» **THE PROBLEM**: Scan the entries below and extract each line with the word "trạng" in it.
---+---
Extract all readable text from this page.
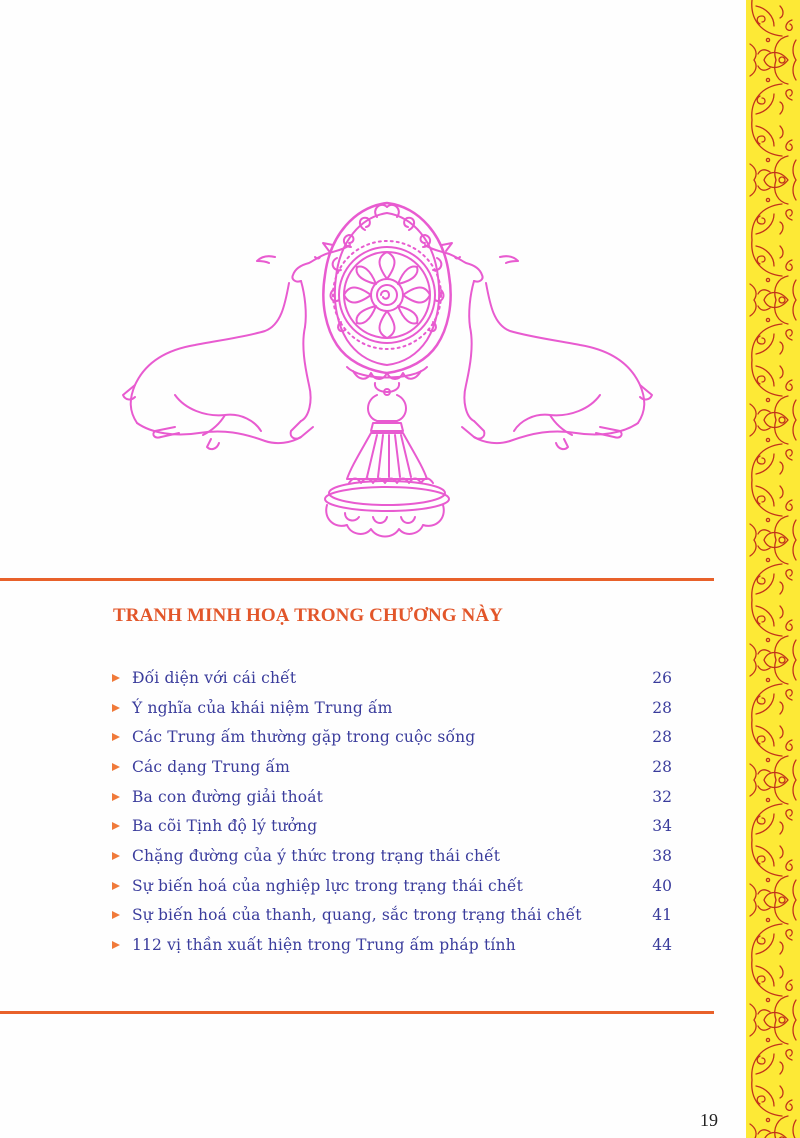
TRANH MINH HOẠ TRONG CHƯƠNG NÀY
Đối diện với cái chết	26
Ý nghĩa của khái niệm Trung ấm	28
Các Trung ấm thường gặp trong cuộc sống	28
Các dạng Trung ấm	28
Ba con đường giải thoát	32
Ba cõi Tịnh độ lý tưởng	34
Chặng đường của ý thức trong trạng thái chết	38
Sự biến hoá của nghiệp lực trong trạng thái chết	40
Sự biến hoá của thanh, quang, sắc trong trạng thái chết	41
112 vị thần xuất hiện trong Trung ấm pháp tính	44
19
---+---
» **WRITTEN SOLUTION**:
Chặng đường của ý thức trong trạng thái chết	38
Sự biến hoá của nghiệp lực trong trạng thái chết	40
Sự biến hoá của thanh, quang, sắc trong trạng thái chết	41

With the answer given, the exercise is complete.